Prompt —
In the records below, tally each line that contains the word "which" and give the total only.

# # # # # # #

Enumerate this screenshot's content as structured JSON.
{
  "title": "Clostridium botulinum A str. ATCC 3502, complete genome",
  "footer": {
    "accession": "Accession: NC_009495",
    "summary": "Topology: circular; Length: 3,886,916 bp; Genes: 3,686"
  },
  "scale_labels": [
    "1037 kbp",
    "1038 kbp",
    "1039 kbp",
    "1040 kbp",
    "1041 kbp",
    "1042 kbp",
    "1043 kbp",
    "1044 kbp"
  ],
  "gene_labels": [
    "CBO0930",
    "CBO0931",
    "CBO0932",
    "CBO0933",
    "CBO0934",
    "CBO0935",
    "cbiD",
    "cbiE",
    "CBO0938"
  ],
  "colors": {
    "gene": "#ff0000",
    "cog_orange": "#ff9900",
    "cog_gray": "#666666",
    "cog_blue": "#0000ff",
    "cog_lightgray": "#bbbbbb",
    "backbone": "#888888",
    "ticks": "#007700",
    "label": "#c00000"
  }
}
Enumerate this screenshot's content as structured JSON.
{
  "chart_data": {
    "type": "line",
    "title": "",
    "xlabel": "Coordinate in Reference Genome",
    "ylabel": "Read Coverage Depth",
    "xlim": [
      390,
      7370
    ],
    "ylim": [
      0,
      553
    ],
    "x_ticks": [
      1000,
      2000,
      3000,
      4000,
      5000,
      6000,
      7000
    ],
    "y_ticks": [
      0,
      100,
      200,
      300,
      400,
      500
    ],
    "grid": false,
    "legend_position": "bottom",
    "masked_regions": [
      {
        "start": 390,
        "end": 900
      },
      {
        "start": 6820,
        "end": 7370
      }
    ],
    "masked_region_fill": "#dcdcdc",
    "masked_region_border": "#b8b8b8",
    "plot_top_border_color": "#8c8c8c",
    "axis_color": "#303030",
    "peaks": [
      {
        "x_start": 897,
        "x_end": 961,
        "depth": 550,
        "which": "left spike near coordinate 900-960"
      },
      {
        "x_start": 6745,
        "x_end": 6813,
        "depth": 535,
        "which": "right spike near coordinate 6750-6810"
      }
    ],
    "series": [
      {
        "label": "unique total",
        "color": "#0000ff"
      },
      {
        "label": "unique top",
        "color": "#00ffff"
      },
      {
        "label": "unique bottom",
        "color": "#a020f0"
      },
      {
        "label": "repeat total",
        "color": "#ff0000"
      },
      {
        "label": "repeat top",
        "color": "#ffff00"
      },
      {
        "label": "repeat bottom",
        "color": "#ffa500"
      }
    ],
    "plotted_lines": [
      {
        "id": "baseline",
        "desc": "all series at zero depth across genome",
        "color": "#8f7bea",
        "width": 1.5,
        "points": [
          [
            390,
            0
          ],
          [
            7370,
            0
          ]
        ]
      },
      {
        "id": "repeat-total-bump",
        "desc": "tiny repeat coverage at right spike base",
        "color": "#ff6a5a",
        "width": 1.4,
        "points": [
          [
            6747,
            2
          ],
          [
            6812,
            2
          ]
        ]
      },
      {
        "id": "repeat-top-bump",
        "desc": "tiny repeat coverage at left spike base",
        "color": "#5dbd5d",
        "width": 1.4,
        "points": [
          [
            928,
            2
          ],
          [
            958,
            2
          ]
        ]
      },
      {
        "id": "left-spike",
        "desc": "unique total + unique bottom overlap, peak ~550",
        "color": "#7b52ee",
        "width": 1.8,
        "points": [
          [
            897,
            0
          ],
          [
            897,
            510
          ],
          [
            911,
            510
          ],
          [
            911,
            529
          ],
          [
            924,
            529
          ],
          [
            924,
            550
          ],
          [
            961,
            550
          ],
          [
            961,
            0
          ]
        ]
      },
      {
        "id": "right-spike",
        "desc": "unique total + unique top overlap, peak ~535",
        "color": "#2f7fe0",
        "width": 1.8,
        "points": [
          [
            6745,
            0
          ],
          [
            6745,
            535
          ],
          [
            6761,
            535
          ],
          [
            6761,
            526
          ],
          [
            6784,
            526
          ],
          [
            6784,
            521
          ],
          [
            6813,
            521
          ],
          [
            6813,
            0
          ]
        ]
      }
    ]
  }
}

# # # # # # #

Output for this exercise —
2